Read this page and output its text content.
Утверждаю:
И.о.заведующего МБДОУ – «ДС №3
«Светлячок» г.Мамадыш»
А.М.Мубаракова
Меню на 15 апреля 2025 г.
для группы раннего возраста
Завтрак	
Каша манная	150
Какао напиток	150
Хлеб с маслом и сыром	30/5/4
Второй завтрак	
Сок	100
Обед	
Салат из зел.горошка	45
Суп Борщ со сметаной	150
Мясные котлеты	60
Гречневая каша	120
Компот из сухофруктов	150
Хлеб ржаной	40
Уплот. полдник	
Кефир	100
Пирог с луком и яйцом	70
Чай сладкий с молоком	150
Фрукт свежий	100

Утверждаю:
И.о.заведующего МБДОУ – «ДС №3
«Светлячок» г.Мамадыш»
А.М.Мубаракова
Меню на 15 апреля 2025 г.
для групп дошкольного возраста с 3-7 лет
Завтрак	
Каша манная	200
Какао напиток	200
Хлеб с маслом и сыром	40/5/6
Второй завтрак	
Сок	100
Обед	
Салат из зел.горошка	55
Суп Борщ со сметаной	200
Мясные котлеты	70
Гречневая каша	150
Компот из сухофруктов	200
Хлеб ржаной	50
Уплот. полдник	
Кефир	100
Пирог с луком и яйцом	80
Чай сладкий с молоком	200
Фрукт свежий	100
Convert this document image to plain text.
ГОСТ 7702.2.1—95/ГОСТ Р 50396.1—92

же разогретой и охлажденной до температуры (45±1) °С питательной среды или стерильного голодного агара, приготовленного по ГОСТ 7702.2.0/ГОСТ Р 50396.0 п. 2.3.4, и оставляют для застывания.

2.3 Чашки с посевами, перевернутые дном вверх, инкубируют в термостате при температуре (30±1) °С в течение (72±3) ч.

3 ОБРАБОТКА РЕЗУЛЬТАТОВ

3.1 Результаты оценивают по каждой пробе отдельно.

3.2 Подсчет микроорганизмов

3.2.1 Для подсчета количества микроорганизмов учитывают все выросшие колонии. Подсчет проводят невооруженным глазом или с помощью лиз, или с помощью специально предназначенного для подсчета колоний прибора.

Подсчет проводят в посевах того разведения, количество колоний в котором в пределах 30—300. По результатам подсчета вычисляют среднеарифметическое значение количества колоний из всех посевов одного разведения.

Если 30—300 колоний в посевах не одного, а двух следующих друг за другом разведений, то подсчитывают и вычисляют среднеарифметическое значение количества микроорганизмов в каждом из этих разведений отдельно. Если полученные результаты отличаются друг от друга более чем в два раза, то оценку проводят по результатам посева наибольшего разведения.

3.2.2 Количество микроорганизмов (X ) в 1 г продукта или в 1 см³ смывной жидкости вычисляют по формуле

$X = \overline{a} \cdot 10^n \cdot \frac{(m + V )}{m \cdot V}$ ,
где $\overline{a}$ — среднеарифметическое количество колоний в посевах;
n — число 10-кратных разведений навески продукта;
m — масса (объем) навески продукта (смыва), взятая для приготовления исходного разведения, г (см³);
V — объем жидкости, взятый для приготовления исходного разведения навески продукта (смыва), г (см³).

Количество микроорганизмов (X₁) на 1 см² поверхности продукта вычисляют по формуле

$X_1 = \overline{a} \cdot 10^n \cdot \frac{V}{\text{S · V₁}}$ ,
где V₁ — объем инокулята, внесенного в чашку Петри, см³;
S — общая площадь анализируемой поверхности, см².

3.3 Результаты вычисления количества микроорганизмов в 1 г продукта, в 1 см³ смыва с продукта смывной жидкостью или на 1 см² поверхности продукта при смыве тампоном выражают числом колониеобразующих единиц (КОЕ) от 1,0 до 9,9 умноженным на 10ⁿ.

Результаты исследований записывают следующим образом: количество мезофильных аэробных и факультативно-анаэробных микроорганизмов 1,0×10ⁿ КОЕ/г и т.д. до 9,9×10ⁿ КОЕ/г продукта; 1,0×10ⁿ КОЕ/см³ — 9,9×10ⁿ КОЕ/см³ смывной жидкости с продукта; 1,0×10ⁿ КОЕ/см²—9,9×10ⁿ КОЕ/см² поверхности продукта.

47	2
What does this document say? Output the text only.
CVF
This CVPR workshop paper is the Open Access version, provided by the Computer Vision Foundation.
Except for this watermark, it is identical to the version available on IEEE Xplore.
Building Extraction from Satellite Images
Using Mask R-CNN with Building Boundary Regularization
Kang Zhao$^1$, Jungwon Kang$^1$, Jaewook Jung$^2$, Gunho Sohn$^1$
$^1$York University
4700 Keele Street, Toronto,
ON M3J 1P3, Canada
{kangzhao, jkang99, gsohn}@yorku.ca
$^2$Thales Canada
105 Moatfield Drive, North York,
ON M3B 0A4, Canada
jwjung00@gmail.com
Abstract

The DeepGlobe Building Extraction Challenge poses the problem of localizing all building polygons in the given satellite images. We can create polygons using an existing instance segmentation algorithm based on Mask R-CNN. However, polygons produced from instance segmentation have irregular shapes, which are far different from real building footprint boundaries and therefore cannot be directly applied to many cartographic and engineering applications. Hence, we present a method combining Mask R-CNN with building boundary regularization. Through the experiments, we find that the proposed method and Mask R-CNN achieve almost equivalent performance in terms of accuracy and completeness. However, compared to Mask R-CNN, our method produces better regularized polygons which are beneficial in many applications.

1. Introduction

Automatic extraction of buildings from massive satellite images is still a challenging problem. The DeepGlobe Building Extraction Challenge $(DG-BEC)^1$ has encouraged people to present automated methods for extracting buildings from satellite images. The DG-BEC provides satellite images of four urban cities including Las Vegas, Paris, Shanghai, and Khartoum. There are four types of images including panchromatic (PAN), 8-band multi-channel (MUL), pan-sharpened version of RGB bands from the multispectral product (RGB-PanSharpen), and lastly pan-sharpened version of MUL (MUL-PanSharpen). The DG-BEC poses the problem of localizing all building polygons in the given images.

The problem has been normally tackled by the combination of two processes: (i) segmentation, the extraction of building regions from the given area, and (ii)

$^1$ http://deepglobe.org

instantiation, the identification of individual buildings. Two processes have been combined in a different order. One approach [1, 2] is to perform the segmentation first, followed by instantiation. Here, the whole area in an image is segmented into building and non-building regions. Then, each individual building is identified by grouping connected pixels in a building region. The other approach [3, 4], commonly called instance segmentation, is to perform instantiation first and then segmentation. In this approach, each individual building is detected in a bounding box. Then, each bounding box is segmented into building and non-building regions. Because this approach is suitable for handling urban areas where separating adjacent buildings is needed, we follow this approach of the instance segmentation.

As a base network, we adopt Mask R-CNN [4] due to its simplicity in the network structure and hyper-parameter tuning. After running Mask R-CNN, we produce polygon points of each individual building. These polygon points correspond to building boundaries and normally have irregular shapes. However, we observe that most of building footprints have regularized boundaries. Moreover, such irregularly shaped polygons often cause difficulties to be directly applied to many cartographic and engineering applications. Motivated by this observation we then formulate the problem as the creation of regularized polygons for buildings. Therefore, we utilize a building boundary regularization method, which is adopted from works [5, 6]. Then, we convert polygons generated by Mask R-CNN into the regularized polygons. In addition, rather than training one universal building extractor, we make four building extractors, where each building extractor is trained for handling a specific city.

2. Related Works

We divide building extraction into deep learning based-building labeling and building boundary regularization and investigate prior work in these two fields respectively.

○ ○ ○ ○

PROBLEM DESCRIPTION
Read through the entries and copy each line in which "смыва" appears.

TASK SOLUTION
m — масса (объем) навески продукта (смыва), взятая для приготовления исходного разведения, г (см³);
V — объем жидкости, взятый для приготовления исходного разведения навески продукта (смыва), г (см³).
3.3 Результаты вычисления количества микроорганизмов в 1 г продукта, в 1 см³ смыва с продукта смывной жидкостью или на 1 см² поверхности продукта при смыве тампоном выражают числом колониеобразующих единиц (КОЕ) от 1,0 до 9,9 умноженным на 10ⁿ.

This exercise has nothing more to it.